▶ **INSTRUCTIONS FOR THE TASK**: Please update the entries from the start through the line holding "tester-button[interactable] <box>160 46", inclusive, changing "candle-body" to "candle-wick" and keeping everything else the same. Return only those lines.

▶ **EXTRACTED MATERIAL**:

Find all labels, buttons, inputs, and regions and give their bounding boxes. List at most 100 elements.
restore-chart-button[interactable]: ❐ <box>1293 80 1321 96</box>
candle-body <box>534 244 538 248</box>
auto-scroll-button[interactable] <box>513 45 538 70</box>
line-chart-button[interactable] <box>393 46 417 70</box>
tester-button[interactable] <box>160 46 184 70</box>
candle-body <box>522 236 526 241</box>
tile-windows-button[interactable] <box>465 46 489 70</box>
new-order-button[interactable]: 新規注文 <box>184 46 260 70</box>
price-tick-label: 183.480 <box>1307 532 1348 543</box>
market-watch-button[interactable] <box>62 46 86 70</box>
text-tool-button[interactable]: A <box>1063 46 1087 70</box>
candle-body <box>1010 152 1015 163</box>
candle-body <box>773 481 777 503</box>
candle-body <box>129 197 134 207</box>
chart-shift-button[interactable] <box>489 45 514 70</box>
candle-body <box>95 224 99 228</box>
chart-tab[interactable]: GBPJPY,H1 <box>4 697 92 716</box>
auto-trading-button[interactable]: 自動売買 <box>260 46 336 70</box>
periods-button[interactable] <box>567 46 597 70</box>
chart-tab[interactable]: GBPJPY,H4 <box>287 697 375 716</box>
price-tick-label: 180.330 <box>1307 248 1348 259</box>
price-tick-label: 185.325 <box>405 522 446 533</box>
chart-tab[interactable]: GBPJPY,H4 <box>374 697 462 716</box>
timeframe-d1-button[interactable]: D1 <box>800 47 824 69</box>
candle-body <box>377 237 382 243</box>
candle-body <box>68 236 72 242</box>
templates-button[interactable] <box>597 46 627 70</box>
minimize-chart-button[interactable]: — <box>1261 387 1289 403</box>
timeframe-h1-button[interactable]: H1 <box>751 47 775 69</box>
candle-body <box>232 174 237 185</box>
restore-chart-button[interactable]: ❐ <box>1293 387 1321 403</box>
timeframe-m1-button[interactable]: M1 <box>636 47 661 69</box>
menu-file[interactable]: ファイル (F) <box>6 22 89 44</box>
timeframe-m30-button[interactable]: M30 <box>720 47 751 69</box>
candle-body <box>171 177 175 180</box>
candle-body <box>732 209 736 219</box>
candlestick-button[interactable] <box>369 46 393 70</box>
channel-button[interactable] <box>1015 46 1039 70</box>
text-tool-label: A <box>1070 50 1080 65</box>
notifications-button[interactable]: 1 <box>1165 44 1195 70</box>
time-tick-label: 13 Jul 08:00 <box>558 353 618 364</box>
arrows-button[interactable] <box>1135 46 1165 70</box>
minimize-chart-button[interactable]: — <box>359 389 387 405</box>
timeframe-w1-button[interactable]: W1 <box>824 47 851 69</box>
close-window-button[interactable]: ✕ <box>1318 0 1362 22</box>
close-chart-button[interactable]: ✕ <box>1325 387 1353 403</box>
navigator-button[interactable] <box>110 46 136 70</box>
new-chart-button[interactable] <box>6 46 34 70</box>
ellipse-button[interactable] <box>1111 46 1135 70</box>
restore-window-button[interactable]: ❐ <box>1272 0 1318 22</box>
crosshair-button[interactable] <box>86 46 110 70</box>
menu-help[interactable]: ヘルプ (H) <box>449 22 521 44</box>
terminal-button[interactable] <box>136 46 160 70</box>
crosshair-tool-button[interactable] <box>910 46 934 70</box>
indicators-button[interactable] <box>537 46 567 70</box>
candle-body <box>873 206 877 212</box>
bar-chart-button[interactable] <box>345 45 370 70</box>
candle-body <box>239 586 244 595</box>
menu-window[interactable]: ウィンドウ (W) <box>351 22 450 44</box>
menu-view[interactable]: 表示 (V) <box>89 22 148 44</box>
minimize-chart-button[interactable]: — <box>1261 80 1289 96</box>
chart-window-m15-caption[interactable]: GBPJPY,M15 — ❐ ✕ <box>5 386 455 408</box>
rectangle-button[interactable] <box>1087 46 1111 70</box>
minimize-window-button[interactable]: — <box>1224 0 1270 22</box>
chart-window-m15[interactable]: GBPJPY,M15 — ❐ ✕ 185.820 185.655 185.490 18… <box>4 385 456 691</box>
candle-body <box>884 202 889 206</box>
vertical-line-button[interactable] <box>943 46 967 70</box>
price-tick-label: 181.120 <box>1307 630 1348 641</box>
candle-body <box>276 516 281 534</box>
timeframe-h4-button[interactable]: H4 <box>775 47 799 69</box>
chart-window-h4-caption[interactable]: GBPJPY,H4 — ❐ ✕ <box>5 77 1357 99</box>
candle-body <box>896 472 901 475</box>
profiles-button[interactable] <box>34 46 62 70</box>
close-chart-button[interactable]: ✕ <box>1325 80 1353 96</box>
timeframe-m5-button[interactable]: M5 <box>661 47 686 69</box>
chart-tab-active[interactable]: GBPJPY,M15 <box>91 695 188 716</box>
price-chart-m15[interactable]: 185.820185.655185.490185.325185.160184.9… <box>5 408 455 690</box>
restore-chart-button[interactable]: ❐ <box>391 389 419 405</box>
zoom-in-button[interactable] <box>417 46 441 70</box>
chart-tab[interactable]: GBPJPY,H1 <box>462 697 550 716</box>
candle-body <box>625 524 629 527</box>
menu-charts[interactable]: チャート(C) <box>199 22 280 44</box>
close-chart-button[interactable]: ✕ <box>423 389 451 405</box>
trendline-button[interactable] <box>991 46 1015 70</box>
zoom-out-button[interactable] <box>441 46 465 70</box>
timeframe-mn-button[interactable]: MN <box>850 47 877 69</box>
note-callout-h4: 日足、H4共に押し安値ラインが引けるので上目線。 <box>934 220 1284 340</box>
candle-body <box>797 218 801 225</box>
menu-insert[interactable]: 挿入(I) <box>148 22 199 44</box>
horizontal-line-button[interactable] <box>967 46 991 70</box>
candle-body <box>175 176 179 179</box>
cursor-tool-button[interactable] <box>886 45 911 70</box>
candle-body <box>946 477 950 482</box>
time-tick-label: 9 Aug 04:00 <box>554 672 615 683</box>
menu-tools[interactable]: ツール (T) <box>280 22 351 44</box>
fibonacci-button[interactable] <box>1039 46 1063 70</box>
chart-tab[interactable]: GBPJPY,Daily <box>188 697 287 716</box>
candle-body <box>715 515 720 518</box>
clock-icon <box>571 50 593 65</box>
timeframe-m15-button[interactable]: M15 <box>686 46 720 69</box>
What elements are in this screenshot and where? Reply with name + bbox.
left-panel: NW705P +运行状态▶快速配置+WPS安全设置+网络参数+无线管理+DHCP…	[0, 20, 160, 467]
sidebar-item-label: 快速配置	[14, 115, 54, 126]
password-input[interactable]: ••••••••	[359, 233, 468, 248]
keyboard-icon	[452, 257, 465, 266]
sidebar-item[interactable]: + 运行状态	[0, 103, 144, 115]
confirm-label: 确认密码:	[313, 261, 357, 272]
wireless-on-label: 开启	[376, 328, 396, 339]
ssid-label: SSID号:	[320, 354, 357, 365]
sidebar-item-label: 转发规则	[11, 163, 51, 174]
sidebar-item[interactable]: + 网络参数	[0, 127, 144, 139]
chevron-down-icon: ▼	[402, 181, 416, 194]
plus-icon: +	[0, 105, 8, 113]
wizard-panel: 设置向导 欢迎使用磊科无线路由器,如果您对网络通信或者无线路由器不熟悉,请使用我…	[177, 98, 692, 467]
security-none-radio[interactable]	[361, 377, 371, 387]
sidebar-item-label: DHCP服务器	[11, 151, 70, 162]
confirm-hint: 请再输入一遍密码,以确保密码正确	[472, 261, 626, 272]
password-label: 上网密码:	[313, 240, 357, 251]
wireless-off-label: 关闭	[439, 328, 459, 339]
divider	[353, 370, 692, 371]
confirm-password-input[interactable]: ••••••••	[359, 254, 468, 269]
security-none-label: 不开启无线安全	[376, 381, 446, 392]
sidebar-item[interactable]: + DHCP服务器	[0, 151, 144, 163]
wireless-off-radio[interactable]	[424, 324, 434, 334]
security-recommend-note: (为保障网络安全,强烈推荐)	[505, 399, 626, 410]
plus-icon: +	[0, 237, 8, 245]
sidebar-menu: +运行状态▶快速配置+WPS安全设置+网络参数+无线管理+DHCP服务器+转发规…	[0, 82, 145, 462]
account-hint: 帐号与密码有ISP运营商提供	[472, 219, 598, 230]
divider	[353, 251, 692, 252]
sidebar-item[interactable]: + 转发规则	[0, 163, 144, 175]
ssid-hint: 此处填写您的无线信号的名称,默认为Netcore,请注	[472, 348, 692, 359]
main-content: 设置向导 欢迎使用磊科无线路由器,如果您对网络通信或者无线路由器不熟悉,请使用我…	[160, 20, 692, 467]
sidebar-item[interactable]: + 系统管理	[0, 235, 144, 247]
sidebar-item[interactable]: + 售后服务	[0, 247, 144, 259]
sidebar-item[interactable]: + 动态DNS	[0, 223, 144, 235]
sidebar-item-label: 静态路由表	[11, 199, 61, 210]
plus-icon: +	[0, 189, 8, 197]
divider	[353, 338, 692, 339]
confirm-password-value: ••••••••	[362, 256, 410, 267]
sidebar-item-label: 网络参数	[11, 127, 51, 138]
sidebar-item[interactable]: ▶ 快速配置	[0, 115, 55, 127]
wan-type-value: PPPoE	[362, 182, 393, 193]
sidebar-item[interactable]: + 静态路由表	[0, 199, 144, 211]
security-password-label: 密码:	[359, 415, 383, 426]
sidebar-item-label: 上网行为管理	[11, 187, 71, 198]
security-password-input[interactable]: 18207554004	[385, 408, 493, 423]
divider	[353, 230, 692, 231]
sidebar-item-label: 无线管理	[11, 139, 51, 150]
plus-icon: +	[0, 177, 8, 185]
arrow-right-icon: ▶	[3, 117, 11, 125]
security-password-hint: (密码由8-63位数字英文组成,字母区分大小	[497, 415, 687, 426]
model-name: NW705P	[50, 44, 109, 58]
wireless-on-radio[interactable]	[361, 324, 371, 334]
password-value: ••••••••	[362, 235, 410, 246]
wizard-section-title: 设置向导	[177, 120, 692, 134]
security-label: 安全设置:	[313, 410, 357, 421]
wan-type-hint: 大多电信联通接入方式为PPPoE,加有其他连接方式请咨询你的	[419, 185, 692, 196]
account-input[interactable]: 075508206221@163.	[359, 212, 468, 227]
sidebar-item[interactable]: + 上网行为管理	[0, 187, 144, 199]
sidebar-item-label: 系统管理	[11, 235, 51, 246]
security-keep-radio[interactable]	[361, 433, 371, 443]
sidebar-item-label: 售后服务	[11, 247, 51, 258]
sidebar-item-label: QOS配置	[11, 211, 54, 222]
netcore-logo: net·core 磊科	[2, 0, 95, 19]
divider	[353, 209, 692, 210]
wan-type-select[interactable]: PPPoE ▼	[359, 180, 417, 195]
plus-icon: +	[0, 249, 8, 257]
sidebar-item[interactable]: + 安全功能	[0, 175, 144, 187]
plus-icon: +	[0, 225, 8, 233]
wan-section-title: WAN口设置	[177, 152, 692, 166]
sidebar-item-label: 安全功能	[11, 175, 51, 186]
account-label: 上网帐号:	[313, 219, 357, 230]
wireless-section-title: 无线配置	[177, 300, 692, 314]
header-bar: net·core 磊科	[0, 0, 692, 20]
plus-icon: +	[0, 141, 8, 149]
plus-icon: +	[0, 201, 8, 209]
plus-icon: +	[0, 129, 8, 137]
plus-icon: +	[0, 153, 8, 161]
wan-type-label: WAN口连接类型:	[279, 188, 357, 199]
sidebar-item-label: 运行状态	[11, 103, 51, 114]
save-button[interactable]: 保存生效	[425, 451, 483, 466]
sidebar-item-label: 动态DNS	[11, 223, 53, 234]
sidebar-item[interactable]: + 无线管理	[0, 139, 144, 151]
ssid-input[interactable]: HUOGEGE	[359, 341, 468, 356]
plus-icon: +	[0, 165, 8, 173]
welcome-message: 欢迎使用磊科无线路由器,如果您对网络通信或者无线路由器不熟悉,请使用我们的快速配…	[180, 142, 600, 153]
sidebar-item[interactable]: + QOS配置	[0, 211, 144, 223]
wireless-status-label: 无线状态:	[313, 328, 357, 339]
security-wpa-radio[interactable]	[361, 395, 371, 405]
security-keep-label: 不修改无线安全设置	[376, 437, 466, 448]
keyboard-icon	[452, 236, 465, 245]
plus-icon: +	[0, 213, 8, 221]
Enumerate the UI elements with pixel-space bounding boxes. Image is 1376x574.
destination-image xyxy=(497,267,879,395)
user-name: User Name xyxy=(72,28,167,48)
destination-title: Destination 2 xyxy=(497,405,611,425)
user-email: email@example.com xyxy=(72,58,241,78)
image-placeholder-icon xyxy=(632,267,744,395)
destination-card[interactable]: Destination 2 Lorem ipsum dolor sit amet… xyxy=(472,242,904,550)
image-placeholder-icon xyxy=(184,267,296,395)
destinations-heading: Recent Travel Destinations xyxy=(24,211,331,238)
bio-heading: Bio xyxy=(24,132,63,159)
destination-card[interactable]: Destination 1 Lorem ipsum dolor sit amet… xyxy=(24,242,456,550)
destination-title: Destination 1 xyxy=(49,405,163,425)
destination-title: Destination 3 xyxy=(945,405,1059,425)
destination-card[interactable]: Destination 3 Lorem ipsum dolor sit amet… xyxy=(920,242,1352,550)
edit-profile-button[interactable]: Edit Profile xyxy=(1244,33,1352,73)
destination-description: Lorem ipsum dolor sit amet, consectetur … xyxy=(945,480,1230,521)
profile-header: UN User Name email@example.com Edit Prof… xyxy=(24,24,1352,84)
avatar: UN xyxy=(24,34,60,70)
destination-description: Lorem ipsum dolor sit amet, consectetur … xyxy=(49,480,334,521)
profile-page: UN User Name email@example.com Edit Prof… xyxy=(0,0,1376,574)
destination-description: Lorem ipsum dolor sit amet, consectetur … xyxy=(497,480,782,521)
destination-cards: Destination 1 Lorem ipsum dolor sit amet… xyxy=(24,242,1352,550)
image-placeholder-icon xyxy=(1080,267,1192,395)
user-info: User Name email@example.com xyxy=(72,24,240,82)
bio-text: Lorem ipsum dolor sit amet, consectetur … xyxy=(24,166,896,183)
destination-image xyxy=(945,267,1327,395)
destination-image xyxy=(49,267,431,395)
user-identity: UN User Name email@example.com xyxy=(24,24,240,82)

▶ **FINAL ANSWER**:
Find all labels, buttons, inputs, and regions and give their bounding boxes. List at most 100 elements.
restore-chart-button[interactable]: ❐ <box>1293 80 1321 96</box>
candle-wick <box>534 244 538 248</box>
auto-scroll-button[interactable] <box>513 45 538 70</box>
line-chart-button[interactable] <box>393 46 417 70</box>
tester-button[interactable] <box>160 46 184 70</box>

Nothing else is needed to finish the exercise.